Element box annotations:
* * * * *
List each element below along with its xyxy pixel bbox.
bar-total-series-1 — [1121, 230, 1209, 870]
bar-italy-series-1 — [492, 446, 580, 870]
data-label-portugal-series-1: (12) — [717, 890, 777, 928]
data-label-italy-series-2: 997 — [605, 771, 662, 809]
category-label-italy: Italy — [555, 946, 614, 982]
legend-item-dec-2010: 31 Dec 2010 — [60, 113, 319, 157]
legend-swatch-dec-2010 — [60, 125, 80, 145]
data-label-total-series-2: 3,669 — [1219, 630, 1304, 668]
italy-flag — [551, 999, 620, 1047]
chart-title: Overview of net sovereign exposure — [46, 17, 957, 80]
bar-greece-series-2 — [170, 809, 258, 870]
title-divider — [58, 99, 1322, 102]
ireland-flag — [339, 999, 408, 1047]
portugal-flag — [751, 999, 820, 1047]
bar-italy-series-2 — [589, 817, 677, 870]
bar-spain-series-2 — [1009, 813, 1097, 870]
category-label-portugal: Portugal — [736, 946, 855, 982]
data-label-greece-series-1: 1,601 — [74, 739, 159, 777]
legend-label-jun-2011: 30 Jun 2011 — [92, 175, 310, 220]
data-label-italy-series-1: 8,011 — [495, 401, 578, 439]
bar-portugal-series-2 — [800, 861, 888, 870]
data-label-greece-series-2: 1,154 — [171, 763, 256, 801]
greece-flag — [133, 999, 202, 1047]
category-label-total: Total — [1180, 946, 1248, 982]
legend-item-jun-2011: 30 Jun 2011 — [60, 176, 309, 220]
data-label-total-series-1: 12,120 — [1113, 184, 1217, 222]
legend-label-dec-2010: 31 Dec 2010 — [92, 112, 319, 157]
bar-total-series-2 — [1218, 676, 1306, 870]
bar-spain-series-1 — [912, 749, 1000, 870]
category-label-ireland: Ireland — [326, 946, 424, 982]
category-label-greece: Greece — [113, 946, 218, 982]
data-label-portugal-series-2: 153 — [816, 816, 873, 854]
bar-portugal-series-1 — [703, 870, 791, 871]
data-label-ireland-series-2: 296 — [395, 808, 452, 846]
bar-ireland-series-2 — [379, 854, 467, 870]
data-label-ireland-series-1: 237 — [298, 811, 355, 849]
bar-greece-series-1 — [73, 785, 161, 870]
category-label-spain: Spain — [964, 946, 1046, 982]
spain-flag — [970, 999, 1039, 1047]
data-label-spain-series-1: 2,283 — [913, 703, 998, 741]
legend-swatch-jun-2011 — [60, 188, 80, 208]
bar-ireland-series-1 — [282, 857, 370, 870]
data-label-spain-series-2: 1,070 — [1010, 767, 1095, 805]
* * * * *
Copy out the material word for word, starting at its first line and ending with the line that contains "data-label-total-series-2: 3,669 —".

List each element below along with its xyxy pixel bbox.
bar-total-series-1 — [1121, 230, 1209, 870]
bar-italy-series-1 — [492, 446, 580, 870]
data-label-portugal-series-1: (12) — [717, 890, 777, 928]
data-label-italy-series-2: 997 — [605, 771, 662, 809]
category-label-italy: Italy — [555, 946, 614, 982]
legend-item-dec-2010: 31 Dec 2010 — [60, 113, 319, 157]
legend-swatch-dec-2010 — [60, 125, 80, 145]
data-label-total-series-2: 3,669 — [1219, 630, 1304, 668]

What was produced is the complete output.